AIM OF THE EXERCISE: All entries should be output exactly as they stand.

EXERCISE INPUTS:

★ ★ ★ ★ ★

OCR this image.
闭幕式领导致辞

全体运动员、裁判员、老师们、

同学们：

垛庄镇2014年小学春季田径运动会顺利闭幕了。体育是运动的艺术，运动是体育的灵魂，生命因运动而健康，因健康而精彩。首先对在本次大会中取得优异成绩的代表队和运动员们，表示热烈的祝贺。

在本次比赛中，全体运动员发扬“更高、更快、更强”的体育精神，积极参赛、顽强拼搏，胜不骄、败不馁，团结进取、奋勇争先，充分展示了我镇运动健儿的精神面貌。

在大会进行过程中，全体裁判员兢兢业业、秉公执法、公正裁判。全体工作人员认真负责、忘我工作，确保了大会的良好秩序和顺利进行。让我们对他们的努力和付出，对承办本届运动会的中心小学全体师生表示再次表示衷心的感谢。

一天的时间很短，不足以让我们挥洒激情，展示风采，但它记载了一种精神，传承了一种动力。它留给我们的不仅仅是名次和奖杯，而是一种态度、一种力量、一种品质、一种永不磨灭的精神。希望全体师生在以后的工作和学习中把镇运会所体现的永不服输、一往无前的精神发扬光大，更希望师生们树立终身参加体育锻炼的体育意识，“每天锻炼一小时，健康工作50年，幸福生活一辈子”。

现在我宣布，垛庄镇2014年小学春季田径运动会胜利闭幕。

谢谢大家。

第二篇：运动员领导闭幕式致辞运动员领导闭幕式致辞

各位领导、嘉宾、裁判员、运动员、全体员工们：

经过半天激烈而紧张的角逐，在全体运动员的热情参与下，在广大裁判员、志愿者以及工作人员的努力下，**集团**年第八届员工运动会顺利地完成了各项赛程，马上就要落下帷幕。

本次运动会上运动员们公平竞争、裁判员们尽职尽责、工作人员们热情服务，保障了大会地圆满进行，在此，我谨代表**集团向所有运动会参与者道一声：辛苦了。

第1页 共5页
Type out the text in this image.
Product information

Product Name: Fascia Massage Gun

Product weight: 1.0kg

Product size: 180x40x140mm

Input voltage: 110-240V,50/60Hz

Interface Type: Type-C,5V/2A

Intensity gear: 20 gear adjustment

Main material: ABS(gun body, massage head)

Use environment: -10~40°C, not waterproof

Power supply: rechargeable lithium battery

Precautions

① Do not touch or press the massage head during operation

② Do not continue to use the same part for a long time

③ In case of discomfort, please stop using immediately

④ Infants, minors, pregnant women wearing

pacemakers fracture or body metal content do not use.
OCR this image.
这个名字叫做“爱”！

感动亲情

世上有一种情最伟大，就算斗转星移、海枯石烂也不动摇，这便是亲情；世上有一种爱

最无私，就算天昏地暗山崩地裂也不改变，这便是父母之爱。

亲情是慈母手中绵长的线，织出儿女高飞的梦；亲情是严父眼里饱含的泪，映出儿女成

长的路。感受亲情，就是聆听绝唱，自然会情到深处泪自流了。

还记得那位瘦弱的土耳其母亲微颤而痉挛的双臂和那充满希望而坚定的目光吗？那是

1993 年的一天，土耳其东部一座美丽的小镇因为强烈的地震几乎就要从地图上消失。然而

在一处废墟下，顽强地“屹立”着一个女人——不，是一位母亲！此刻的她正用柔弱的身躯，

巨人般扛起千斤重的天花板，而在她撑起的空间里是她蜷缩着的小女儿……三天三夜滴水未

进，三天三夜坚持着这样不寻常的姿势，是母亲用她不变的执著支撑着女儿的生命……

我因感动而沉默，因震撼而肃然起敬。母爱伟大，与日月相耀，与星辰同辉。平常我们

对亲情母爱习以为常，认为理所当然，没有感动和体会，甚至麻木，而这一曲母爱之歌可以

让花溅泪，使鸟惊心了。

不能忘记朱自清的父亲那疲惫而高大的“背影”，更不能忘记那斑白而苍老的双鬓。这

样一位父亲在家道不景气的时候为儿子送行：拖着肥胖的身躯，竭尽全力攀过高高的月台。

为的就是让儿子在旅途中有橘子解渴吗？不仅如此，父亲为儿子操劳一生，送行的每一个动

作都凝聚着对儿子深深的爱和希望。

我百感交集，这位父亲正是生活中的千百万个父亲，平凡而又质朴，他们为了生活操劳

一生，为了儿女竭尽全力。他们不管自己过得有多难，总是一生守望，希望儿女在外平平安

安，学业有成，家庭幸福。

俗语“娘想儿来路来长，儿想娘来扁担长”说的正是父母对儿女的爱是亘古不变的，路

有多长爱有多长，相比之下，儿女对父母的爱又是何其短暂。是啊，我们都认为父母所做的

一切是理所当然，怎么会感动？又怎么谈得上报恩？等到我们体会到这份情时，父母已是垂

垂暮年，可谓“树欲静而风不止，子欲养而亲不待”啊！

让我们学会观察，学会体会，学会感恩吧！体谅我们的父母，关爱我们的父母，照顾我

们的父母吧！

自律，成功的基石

★ ★ ★ ★ ★

RESPONSE TO THIS EXERCISE:
OCR this image.
闭幕式领导致辞

全体运动员、裁判员、老师们、

同学们：

垛庄镇2014年小学春季田径运动会顺利闭幕了。体育是运动的艺术，运动是体育的灵魂，生命因运动而健康，因健康而精彩。首先对在本次大会中取得优异成绩的代表队和运动员们，表示热烈的祝贺。

在本次比赛中，全体运动员发扬“更高、更快、更强”的体育精神，积极参赛、顽强拼搏，胜不骄、败不馁，团结进取、奋勇争先，充分展示了我镇运动健儿的精神面貌。

在大会进行过程中，全体裁判员兢兢业业、秉公执法、公正裁判。全体工作人员认真负责、忘我工作，确保了大会的良好秩序和顺利进行。让我们对他们的努力和付出，对承办本届运动会的中心小学全体师生表示再次表示衷心的感谢。

一天的时间很短，不足以让我们挥洒激情，展示风采，但它记载了一种精神，传承了一种动力。它留给我们的不仅仅是名次和奖杯，而是一种态度、一种力量、一种品质、一种永不磨灭的精神。希望全体师生在以后的工作和学习中把镇运会所体现的永不服输、一往无前的精神发扬光大，更希望师生们树立终身参加体育锻炼的体育意识，“每天锻炼一小时，健康工作50年，幸福生活一辈子”。

现在我宣布，垛庄镇2014年小学春季田径运动会胜利闭幕。

谢谢大家。

第二篇：运动员领导闭幕式致辞运动员领导闭幕式致辞

各位领导、嘉宾、裁判员、运动员、全体员工们：

经过半天激烈而紧张的角逐，在全体运动员的热情参与下，在广大裁判员、志愿者以及工作人员的努力下，**集团**年第八届员工运动会顺利地完成了各项赛程，马上就要落下帷幕。

本次运动会上运动员们公平竞争、裁判员们尽职尽责、工作人员们热情服务，保障了大会地圆满进行，在此，我谨代表**集团向所有运动会参与者道一声：辛苦了。

第1页 共5页
Type out the text in this image.
Product information

Product Name: Fascia Massage Gun

Product weight: 1.0kg

Product size: 180x40x140mm

Input voltage: 110-240V,50/60Hz

Interface Type: Type-C,5V/2A

Intensity gear: 20 gear adjustment

Main material: ABS(gun body, massage head)

Use environment: -10~40°C, not waterproof

Power supply: rechargeable lithium battery

Precautions

① Do not touch or press the massage head during operation

② Do not continue to use the same part for a long time

③ In case of discomfort, please stop using immediately

④ Infants, minors, pregnant women wearing

pacemakers fracture or body metal content do not use.
OCR this image.
这个名字叫做“爱”！

感动亲情

世上有一种情最伟大，就算斗转星移、海枯石烂也不动摇，这便是亲情；世上有一种爱

最无私，就算天昏地暗山崩地裂也不改变，这便是父母之爱。

亲情是慈母手中绵长的线，织出儿女高飞的梦；亲情是严父眼里饱含的泪，映出儿女成

长的路。感受亲情，就是聆听绝唱，自然会情到深处泪自流了。

还记得那位瘦弱的土耳其母亲微颤而痉挛的双臂和那充满希望而坚定的目光吗？那是

1993 年的一天，土耳其东部一座美丽的小镇因为强烈的地震几乎就要从地图上消失。然而

在一处废墟下，顽强地“屹立”着一个女人——不，是一位母亲！此刻的她正用柔弱的身躯，

巨人般扛起千斤重的天花板，而在她撑起的空间里是她蜷缩着的小女儿……三天三夜滴水未

进，三天三夜坚持着这样不寻常的姿势，是母亲用她不变的执著支撑着女儿的生命……

我因感动而沉默，因震撼而肃然起敬。母爱伟大，与日月相耀，与星辰同辉。平常我们

对亲情母爱习以为常，认为理所当然，没有感动和体会，甚至麻木，而这一曲母爱之歌可以

让花溅泪，使鸟惊心了。

不能忘记朱自清的父亲那疲惫而高大的“背影”，更不能忘记那斑白而苍老的双鬓。这

样一位父亲在家道不景气的时候为儿子送行：拖着肥胖的身躯，竭尽全力攀过高高的月台。

为的就是让儿子在旅途中有橘子解渴吗？不仅如此，父亲为儿子操劳一生，送行的每一个动

作都凝聚着对儿子深深的爱和希望。

我百感交集，这位父亲正是生活中的千百万个父亲，平凡而又质朴，他们为了生活操劳

一生，为了儿女竭尽全力。他们不管自己过得有多难，总是一生守望，希望儿女在外平平安

安，学业有成，家庭幸福。

俗语“娘想儿来路来长，儿想娘来扁担长”说的正是父母对儿女的爱是亘古不变的，路

有多长爱有多长，相比之下，儿女对父母的爱又是何其短暂。是啊，我们都认为父母所做的

一切是理所当然，怎么会感动？又怎么谈得上报恩？等到我们体会到这份情时，父母已是垂

垂暮年，可谓“树欲静而风不止，子欲养而亲不待”啊！

让我们学会观察，学会体会，学会感恩吧！体谅我们的父母，关爱我们的父母，照顾我

们的父母吧！

自律，成功的基石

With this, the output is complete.